§ Records shown:
^^^^
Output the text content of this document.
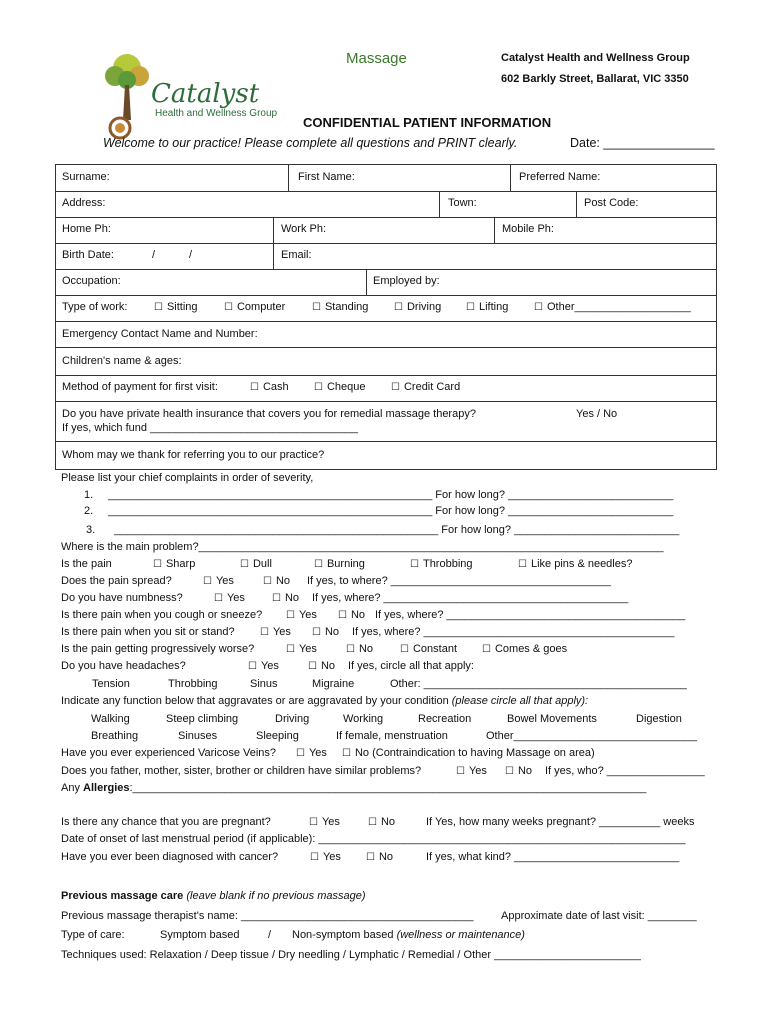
Catalyst
Health and Wellness Group
Massage	Catalyst Health and Wellness Group
602 Barkly Street, Ballarat, VIC 3350
CONFIDENTIAL PATIENT INFORMATION
Welcome to our practice! Please complete all questions and PRINT clearly.	Date: ________________
Surname:	First Name:	Preferred Name:
Address:	Town:	Post Code:
Home Ph:	Work Ph:	Mobile Ph:
Birth Date:	/	/	Email:
Occupation:	Employed by:
Type of work:	☐ Sitting	☐ Computer	☐ Standing	☐ Driving	☐ Lifting	☐ Other___________________
Emergency Contact Name and Number:
Children's name & ages:
Method of payment for first visit:	☐ Cash	☐ Cheque	☐ Credit Card
Do you have private health insurance that covers you for remedial massage therapy?	Yes / No
If yes, which fund __________________________________
Whom may we thank for referring you to our practice?
Please list your chief complaints in order of severity,
1. _____________________________________________________ For how long? ___________________________
2. _____________________________________________________ For how long? ___________________________
3. _____________________________________________________ For how long? ___________________________
Where is the main problem?____________________________________________________________________________
Is the pain	☐ Sharp	☐ Dull	☐ Burning	☐ Throbbing	☐ Like pins & needles?
Does the pain spread?	☐ Yes	☐ No If yes, to where? ____________________________________
Do you have numbness?	☐ Yes	☐ No If yes, where? ________________________________________
Is there pain when you cough or sneeze?	☐ Yes	☐ No If yes, where? _______________________________________
Is there pain when you sit or stand?	☐ Yes	☐ No If yes, where? _________________________________________
Is the pain getting progressively worse?	☐ Yes	☐ No	☐ Constant	☐ Comes & goes
Do you have headaches?	☐ Yes	☐ No If yes, circle all that apply:
Tension	Throbbing	Sinus	Migraine	Other: ___________________________________________
Indicate any function below that aggravates or are aggravated by your condition (please circle all that apply):
Walking	Steep climbing	Driving	Working	Recreation	Bowel Movements	Digestion
Breathing	Sinuses	Sleeping	If female, menstruation	Other______________________________
Have you ever experienced Varicose Veins?	☐ Yes	☐ No (Contraindication to having Massage on area)
Does you father, mother, sister, brother or children have similar problems?	☐ Yes	☐ No If yes, who? ________________
Any Allergies:____________________________________________________________________________________
Is there any chance that you are pregnant?	☐ Yes	☐ No	If Yes, how many weeks pregnant? __________ weeks
Date of onset of last menstrual period (if applicable): ____________________________________________________________
Have you ever been diagnosed with cancer?	☐ Yes	☐ No	If yes, what kind? ___________________________
Previous massage care (leave blank if no previous massage)
Previous massage therapist's name: ______________________________________	Approximate date of last visit: ________
Type of care:	Symptom based	/ Non-symptom based (wellness or maintenance)
Techniques used: Relaxation / Deep tissue / Dry needling / Lymphatic / Remedial / Other ________________________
^^^^
Can you restate all the records above word for word while dropping the pictures?

Output the text content of this document.
Catalyst
Health and Wellness Group
Massage	Catalyst Health and Wellness Group
602 Barkly Street, Ballarat, VIC 3350
CONFIDENTIAL PATIENT INFORMATION
Welcome to our practice! Please complete all questions and PRINT clearly.	Date: ________________
Surname:	First Name:	Preferred Name:
Address:	Town:	Post Code:
Home Ph:	Work Ph:	Mobile Ph:
Birth Date:	/	/	Email:
Occupation:	Employed by:
Type of work:	☐ Sitting	☐ Computer	☐ Standing	☐ Driving	☐ Lifting	☐ Other___________________
Emergency Contact Name and Number:
Children's name & ages:
Method of payment for first visit:	☐ Cash	☐ Cheque	☐ Credit Card
Do you have private health insurance that covers you for remedial massage therapy?	Yes / No
If yes, which fund __________________________________
Whom may we thank for referring you to our practice?
Please list your chief complaints in order of severity,
1. _____________________________________________________ For how long? ___________________________
2. _____________________________________________________ For how long? ___________________________
3. _____________________________________________________ For how long? ___________________________
Where is the main problem?____________________________________________________________________________
Is the pain	☐ Sharp	☐ Dull	☐ Burning	☐ Throbbing	☐ Like pins & needles?
Does the pain spread?	☐ Yes	☐ No If yes, to where? ____________________________________
Do you have numbness?	☐ Yes	☐ No If yes, where? ________________________________________
Is there pain when you cough or sneeze?	☐ Yes	☐ No If yes, where? _______________________________________
Is there pain when you sit or stand?	☐ Yes	☐ No If yes, where? _________________________________________
Is the pain getting progressively worse?	☐ Yes	☐ No	☐ Constant	☐ Comes & goes
Do you have headaches?	☐ Yes	☐ No If yes, circle all that apply:
Tension	Throbbing	Sinus	Migraine	Other: ___________________________________________
Indicate any function below that aggravates or are aggravated by your condition (please circle all that apply):
Walking	Steep climbing	Driving	Working	Recreation	Bowel Movements	Digestion
Breathing	Sinuses	Sleeping	If female, menstruation	Other______________________________
Have you ever experienced Varicose Veins?	☐ Yes	☐ No (Contraindication to having Massage on area)
Does you father, mother, sister, brother or children have similar problems?	☐ Yes	☐ No If yes, who? ________________
Any Allergies:____________________________________________________________________________________
Is there any chance that you are pregnant?	☐ Yes	☐ No	If Yes, how many weeks pregnant? __________ weeks
Date of onset of last menstrual period (if applicable): ____________________________________________________________
Have you ever been diagnosed with cancer?	☐ Yes	☐ No	If yes, what kind? ___________________________
Previous massage care (leave blank if no previous massage)
Previous massage therapist's name: ______________________________________	Approximate date of last visit: ________
Type of care:	Symptom based	/ Non-symptom based (wellness or maintenance)
Techniques used: Relaxation / Deep tissue / Dry needling / Lymphatic / Remedial / Other ________________________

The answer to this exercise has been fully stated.